======== EXERCISE DATA

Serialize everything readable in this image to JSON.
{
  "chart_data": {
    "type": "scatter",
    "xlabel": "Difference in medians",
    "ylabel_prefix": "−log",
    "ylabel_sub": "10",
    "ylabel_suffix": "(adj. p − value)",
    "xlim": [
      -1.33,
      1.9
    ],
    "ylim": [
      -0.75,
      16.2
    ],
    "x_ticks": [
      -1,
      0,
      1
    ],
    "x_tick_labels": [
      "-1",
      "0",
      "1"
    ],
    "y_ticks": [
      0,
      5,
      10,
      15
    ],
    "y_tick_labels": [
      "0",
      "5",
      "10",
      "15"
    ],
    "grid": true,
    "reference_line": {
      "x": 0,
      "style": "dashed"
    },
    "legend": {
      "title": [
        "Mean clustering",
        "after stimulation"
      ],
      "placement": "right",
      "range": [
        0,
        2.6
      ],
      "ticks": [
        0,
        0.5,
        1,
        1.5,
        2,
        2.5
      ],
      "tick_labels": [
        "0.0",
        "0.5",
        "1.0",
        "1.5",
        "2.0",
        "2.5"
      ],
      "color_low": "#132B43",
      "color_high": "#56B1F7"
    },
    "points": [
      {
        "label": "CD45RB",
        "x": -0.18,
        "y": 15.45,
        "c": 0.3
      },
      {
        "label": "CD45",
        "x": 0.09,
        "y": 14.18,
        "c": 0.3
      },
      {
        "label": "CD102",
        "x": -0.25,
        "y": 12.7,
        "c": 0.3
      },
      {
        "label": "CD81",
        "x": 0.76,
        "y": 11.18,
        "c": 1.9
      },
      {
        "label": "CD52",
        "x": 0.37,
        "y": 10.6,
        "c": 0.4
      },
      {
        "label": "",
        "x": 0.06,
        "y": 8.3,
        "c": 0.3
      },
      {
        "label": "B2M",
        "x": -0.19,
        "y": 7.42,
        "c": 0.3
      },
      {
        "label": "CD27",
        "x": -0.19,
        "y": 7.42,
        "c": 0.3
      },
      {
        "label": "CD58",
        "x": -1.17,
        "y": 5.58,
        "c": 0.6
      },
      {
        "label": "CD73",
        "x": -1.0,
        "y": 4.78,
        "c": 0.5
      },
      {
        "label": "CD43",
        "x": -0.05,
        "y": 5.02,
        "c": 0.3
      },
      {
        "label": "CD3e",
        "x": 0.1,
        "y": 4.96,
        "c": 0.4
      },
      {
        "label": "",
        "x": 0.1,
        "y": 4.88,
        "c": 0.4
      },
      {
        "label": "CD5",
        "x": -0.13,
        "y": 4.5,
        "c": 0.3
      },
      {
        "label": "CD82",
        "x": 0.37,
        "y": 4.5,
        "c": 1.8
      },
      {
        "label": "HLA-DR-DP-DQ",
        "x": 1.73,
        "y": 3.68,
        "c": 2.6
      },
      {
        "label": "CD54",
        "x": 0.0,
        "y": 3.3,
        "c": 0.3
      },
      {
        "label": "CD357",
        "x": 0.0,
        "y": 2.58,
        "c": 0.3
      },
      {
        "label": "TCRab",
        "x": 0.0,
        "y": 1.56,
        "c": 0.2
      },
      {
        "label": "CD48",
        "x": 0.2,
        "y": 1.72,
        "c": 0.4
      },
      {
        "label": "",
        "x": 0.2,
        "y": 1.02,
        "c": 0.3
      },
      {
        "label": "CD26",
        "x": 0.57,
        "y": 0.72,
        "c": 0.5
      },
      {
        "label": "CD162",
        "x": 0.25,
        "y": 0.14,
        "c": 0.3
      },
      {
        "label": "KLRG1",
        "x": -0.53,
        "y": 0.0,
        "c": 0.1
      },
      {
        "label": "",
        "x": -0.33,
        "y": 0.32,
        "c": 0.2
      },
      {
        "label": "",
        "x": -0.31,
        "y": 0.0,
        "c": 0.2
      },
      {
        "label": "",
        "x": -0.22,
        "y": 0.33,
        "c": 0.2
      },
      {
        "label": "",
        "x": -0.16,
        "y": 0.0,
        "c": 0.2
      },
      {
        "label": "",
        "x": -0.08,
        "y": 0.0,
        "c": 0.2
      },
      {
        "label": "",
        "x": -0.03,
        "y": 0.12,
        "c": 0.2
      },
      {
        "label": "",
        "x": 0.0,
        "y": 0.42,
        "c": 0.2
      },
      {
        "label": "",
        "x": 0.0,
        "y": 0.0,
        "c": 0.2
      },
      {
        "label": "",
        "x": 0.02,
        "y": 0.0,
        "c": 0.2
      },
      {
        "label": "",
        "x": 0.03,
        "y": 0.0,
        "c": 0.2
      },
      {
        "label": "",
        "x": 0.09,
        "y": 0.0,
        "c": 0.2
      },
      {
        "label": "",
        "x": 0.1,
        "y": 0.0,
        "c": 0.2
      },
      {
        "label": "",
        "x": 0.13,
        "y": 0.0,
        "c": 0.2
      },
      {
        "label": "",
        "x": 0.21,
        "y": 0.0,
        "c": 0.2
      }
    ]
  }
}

================

__WHAT YOU HAVE TO DO__:
Repeat the records above in full, character for character.

__THE RESPONSE__:
Serialize everything readable in this image to JSON.
{
  "chart_data": {
    "type": "scatter",
    "xlabel": "Difference in medians",
    "ylabel_prefix": "−log",
    "ylabel_sub": "10",
    "ylabel_suffix": "(adj. p − value)",
    "xlim": [
      -1.33,
      1.9
    ],
    "ylim": [
      -0.75,
      16.2
    ],
    "x_ticks": [
      -1,
      0,
      1
    ],
    "x_tick_labels": [
      "-1",
      "0",
      "1"
    ],
    "y_ticks": [
      0,
      5,
      10,
      15
    ],
    "y_tick_labels": [
      "0",
      "5",
      "10",
      "15"
    ],
    "grid": true,
    "reference_line": {
      "x": 0,
      "style": "dashed"
    },
    "legend": {
      "title": [
        "Mean clustering",
        "after stimulation"
      ],
      "placement": "right",
      "range": [
        0,
        2.6
      ],
      "ticks": [
        0,
        0.5,
        1,
        1.5,
        2,
        2.5
      ],
      "tick_labels": [
        "0.0",
        "0.5",
        "1.0",
        "1.5",
        "2.0",
        "2.5"
      ],
      "color_low": "#132B43",
      "color_high": "#56B1F7"
    },
    "points": [
      {
        "label": "CD45RB",
        "x": -0.18,
        "y": 15.45,
        "c": 0.3
      },
      {
        "label": "CD45",
        "x": 0.09,
        "y": 14.18,
        "c": 0.3
      },
      {
        "label": "CD102",
        "x": -0.25,
        "y": 12.7,
        "c": 0.3
      },
      {
        "label": "CD81",
        "x": 0.76,
        "y": 11.18,
        "c": 1.9
      },
      {
        "label": "CD52",
        "x": 0.37,
        "y": 10.6,
        "c": 0.4
      },
      {
        "label": "",
        "x": 0.06,
        "y": 8.3,
        "c": 0.3
      },
      {
        "label": "B2M",
        "x": -0.19,
        "y": 7.42,
        "c": 0.3
      },
      {
        "label": "CD27",
        "x": -0.19,
        "y": 7.42,
        "c": 0.3
      },
      {
        "label": "CD58",
        "x": -1.17,
        "y": 5.58,
        "c": 0.6
      },
      {
        "label": "CD73",
        "x": -1.0,
        "y": 4.78,
        "c": 0.5
      },
      {
        "label": "CD43",
        "x": -0.05,
        "y": 5.02,
        "c": 0.3
      },
      {
        "label": "CD3e",
        "x": 0.1,
        "y": 4.96,
        "c": 0.4
      },
      {
        "label": "",
        "x": 0.1,
        "y": 4.88,
        "c": 0.4
      },
      {
        "label": "CD5",
        "x": -0.13,
        "y": 4.5,
        "c": 0.3
      },
      {
        "label": "CD82",
        "x": 0.37,
        "y": 4.5,
        "c": 1.8
      },
      {
        "label": "HLA-DR-DP-DQ",
        "x": 1.73,
        "y": 3.68,
        "c": 2.6
      },
      {
        "label": "CD54",
        "x": 0.0,
        "y": 3.3,
        "c": 0.3
      },
      {
        "label": "CD357",
        "x": 0.0,
        "y": 2.58,
        "c": 0.3
      },
      {
        "label": "TCRab",
        "x": 0.0,
        "y": 1.56,
        "c": 0.2
      },
      {
        "label": "CD48",
        "x": 0.2,
        "y": 1.72,
        "c": 0.4
      },
      {
        "label": "",
        "x": 0.2,
        "y": 1.02,
        "c": 0.3
      },
      {
        "label": "CD26",
        "x": 0.57,
        "y": 0.72,
        "c": 0.5
      },
      {
        "label": "CD162",
        "x": 0.25,
        "y": 0.14,
        "c": 0.3
      },
      {
        "label": "KLRG1",
        "x": -0.53,
        "y": 0.0,
        "c": 0.1
      },
      {
        "label": "",
        "x": -0.33,
        "y": 0.32,
        "c": 0.2
      },
      {
        "label": "",
        "x": -0.31,
        "y": 0.0,
        "c": 0.2
      },
      {
        "label": "",
        "x": -0.22,
        "y": 0.33,
        "c": 0.2
      },
      {
        "label": "",
        "x": -0.16,
        "y": 0.0,
        "c": 0.2
      },
      {
        "label": "",
        "x": -0.08,
        "y": 0.0,
        "c": 0.2
      },
      {
        "label": "",
        "x": -0.03,
        "y": 0.12,
        "c": 0.2
      },
      {
        "label": "",
        "x": 0.0,
        "y": 0.42,
        "c": 0.2
      },
      {
        "label": "",
        "x": 0.0,
        "y": 0.0,
        "c": 0.2
      },
      {
        "label": "",
        "x": 0.02,
        "y": 0.0,
        "c": 0.2
      },
      {
        "label": "",
        "x": 0.03,
        "y": 0.0,
        "c": 0.2
      },
      {
        "label": "",
        "x": 0.09,
        "y": 0.0,
        "c": 0.2
      },
      {
        "label": "",
        "x": 0.1,
        "y": 0.0,
        "c": 0.2
      },
      {
        "label": "",
        "x": 0.13,
        "y": 0.0,
        "c": 0.2
      },
      {
        "label": "",
        "x": 0.21,
        "y": 0.0,
        "c": 0.2
      }
    ]
  }
}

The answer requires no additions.